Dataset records
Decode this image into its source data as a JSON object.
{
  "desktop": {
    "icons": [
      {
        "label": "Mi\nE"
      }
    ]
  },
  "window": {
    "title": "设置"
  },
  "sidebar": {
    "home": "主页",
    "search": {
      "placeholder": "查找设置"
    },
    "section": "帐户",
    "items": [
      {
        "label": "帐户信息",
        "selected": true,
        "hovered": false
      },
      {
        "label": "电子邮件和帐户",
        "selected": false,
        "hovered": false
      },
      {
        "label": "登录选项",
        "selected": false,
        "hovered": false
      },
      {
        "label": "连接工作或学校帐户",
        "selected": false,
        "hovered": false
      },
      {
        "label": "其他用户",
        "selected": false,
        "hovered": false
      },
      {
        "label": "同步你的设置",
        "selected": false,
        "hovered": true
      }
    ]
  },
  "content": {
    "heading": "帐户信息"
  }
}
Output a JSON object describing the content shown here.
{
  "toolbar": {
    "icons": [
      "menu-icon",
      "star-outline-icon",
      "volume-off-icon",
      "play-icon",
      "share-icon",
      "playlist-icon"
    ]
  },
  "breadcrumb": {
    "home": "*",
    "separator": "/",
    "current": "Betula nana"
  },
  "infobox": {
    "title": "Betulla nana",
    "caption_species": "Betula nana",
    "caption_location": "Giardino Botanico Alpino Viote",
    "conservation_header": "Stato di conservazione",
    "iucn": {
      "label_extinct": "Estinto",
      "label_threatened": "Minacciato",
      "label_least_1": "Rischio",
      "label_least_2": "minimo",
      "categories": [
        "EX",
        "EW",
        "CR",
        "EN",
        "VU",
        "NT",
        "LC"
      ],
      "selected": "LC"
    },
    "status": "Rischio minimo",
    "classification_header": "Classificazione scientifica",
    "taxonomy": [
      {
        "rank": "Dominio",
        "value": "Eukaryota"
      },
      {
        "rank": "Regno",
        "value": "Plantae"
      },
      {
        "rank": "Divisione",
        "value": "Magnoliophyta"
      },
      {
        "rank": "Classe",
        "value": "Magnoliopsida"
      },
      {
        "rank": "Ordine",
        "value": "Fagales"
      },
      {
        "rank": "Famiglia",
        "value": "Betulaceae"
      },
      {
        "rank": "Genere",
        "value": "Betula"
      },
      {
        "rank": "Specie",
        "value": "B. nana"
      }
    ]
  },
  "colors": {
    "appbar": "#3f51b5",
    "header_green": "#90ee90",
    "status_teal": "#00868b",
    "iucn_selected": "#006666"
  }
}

JOB →
Working from the material above, retype it in its entirety without change.

WRITTEN REPLY →
Decode this image into its source data as a JSON object.
{
  "desktop": {
    "icons": [
      {
        "label": "Mi\nE"
      }
    ]
  },
  "window": {
    "title": "设置"
  },
  "sidebar": {
    "home": "主页",
    "search": {
      "placeholder": "查找设置"
    },
    "section": "帐户",
    "items": [
      {
        "label": "帐户信息",
        "selected": true,
        "hovered": false
      },
      {
        "label": "电子邮件和帐户",
        "selected": false,
        "hovered": false
      },
      {
        "label": "登录选项",
        "selected": false,
        "hovered": false
      },
      {
        "label": "连接工作或学校帐户",
        "selected": false,
        "hovered": false
      },
      {
        "label": "其他用户",
        "selected": false,
        "hovered": false
      },
      {
        "label": "同步你的设置",
        "selected": false,
        "hovered": true
      }
    ]
  },
  "content": {
    "heading": "帐户信息"
  }
}
Output a JSON object describing the content shown here.
{
  "toolbar": {
    "icons": [
      "menu-icon",
      "star-outline-icon",
      "volume-off-icon",
      "play-icon",
      "share-icon",
      "playlist-icon"
    ]
  },
  "breadcrumb": {
    "home": "*",
    "separator": "/",
    "current": "Betula nana"
  },
  "infobox": {
    "title": "Betulla nana",
    "caption_species": "Betula nana",
    "caption_location": "Giardino Botanico Alpino Viote",
    "conservation_header": "Stato di conservazione",
    "iucn": {
      "label_extinct": "Estinto",
      "label_threatened": "Minacciato",
      "label_least_1": "Rischio",
      "label_least_2": "minimo",
      "categories": [
        "EX",
        "EW",
        "CR",
        "EN",
        "VU",
        "NT",
        "LC"
      ],
      "selected": "LC"
    },
    "status": "Rischio minimo",
    "classification_header": "Classificazione scientifica",
    "taxonomy": [
      {
        "rank": "Dominio",
        "value": "Eukaryota"
      },
      {
        "rank": "Regno",
        "value": "Plantae"
      },
      {
        "rank": "Divisione",
        "value": "Magnoliophyta"
      },
      {
        "rank": "Classe",
        "value": "Magnoliopsida"
      },
      {
        "rank": "Ordine",
        "value": "Fagales"
      },
      {
        "rank": "Famiglia",
        "value": "Betulaceae"
      },
      {
        "rank": "Genere",
        "value": "Betula"
      },
      {
        "rank": "Specie",
        "value": "B. nana"
      }
    ]
  },
  "colors": {
    "appbar": "#3f51b5",
    "header_green": "#90ee90",
    "status_teal": "#00868b",
    "iucn_selected": "#006666"
  }
}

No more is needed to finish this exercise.